US20260129224A1US 20260129224 A1US20260129224 A1US 20260129224A1US-20260129224-A1

Abstract

Embodiments of the disclosure provide a solution for video processing. A method for video processing is proposed. The method includes: deriving, for a conversion between a video unit of a video and a bitstream of the video, a refined prediction sample of a prediction sample in the video unit by applying a function to the prediction sample, wherein the function comprises one or more parameters; and performing the conversion based on the refined prediction sample.

Inventors

  • Yang Wang
  • Kai Zhang
  • Yuwen He
  • Hongbin Liu
  • Li Zhang

Assignees

  • Douyin Vision Co., Ltd.
  • BYTEDANCE INC.

Dates

Publication Date
20260507
Application Date
20251229
Priority Date
20230629

Claims (20)

  1. 1 . A method for video processing, comprising: deriving, for a conversion between a video unit of a video and a bitstream of the video, a refined prediction sample of a prediction sample in the video unit by applying a function to the prediction sample, wherein the function comprises one or more parameters; and performing the conversion based on the refined prediction sample.
  2. 2 . The method of claim 1 , wherein the function is a linear model used in local illumination compensation (LIC).
  3. 3 . The method of claim 1 , wherein the function is a linear equation.
  4. 4 . The method of claim 3 , wherein the function is represented as: f(p[x, y])=α*p[x, y]+β, and wherein α and β represents parameters of the linear equation.
  5. 5 . The method of claim 1 , wherein an approach is applied to derive the one or more parameters of the function using a set of training samples by minimizing a difference between a ground truth and a prediction of the set of training samples.

### Items
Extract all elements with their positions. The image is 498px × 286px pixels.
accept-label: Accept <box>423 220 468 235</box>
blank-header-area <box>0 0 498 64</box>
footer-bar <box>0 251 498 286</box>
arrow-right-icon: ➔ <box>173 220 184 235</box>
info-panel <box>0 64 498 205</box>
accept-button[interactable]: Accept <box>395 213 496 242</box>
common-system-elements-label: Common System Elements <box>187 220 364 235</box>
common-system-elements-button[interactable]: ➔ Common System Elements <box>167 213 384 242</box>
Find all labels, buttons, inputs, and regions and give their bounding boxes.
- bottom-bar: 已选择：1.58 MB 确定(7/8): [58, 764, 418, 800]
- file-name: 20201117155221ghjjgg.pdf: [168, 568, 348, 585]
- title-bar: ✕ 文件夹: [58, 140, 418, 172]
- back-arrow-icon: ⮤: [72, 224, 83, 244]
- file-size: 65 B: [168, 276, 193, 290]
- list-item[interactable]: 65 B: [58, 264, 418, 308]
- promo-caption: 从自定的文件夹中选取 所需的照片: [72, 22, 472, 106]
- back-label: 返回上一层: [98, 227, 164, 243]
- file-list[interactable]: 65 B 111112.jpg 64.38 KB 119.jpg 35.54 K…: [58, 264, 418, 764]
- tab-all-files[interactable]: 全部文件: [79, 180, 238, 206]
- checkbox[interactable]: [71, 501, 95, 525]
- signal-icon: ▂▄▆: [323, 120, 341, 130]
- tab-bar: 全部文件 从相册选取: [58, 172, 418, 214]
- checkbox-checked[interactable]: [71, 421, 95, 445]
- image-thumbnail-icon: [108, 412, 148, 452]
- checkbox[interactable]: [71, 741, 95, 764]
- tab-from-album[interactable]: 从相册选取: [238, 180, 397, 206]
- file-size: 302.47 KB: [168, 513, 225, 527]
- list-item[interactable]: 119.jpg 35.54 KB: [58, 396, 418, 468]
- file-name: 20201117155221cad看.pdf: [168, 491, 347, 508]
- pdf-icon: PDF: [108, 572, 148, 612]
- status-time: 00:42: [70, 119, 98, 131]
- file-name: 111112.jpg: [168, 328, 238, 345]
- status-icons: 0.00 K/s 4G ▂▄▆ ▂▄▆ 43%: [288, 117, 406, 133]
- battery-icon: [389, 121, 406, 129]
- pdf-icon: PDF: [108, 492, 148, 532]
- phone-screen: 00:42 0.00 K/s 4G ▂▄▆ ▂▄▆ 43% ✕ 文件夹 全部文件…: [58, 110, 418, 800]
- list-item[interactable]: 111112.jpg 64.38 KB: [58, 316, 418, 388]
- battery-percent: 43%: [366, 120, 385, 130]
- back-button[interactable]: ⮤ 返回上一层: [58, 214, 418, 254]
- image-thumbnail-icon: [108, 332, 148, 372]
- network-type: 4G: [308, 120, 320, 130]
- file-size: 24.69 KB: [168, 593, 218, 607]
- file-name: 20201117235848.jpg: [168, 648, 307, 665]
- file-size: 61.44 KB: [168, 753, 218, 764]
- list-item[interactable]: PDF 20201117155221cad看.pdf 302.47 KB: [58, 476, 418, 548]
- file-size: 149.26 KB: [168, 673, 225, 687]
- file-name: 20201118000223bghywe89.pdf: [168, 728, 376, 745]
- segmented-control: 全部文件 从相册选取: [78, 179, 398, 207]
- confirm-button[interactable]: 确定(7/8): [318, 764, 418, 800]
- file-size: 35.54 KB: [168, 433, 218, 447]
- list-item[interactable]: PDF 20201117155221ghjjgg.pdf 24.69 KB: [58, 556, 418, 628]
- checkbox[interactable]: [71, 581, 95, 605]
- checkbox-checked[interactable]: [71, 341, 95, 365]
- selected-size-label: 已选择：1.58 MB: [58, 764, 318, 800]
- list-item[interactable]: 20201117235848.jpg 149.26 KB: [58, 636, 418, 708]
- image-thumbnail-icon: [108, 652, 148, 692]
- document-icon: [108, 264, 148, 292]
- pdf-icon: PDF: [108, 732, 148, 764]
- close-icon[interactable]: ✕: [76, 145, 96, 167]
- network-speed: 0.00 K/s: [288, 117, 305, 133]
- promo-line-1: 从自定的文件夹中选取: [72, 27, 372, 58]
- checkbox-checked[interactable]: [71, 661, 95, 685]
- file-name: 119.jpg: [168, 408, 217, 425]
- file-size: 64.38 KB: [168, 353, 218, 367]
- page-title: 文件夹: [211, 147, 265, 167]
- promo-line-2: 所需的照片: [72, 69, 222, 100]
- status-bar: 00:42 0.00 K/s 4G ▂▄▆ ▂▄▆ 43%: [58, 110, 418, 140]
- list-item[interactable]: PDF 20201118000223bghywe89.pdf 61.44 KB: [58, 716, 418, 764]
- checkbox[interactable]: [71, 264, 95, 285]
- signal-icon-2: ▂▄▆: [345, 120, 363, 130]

### Stated exercise A
From the video processing patent text, translate the sentence "A method for video processing is proposed." into Spanish.
### Stated exercise B
Echo the records unchanged, starting with their first line and ending with the line that contains "Find all labels, buttons, inputs, and", including that line.

### Exercise response A
Se propone un método para el procesamiento de video.

### Exercise response B
Extract all elements with their positions. The image is 498px × 286px pixels.
accept-label: Accept <box>423 220 468 235</box>
blank-header-area <box>0 0 498 64</box>
footer-bar <box>0 251 498 286</box>
arrow-right-icon: ➔ <box>173 220 184 235</box>
info-panel <box>0 64 498 205</box>
accept-button[interactable]: Accept <box>395 213 496 242</box>
common-system-elements-label: Common System Elements <box>187 220 364 235</box>
common-system-elements-button[interactable]: ➔ Common System Elements <box>167 213 384 242</box>
Find all labels, buttons, inputs, and regions and give their bounding boxes.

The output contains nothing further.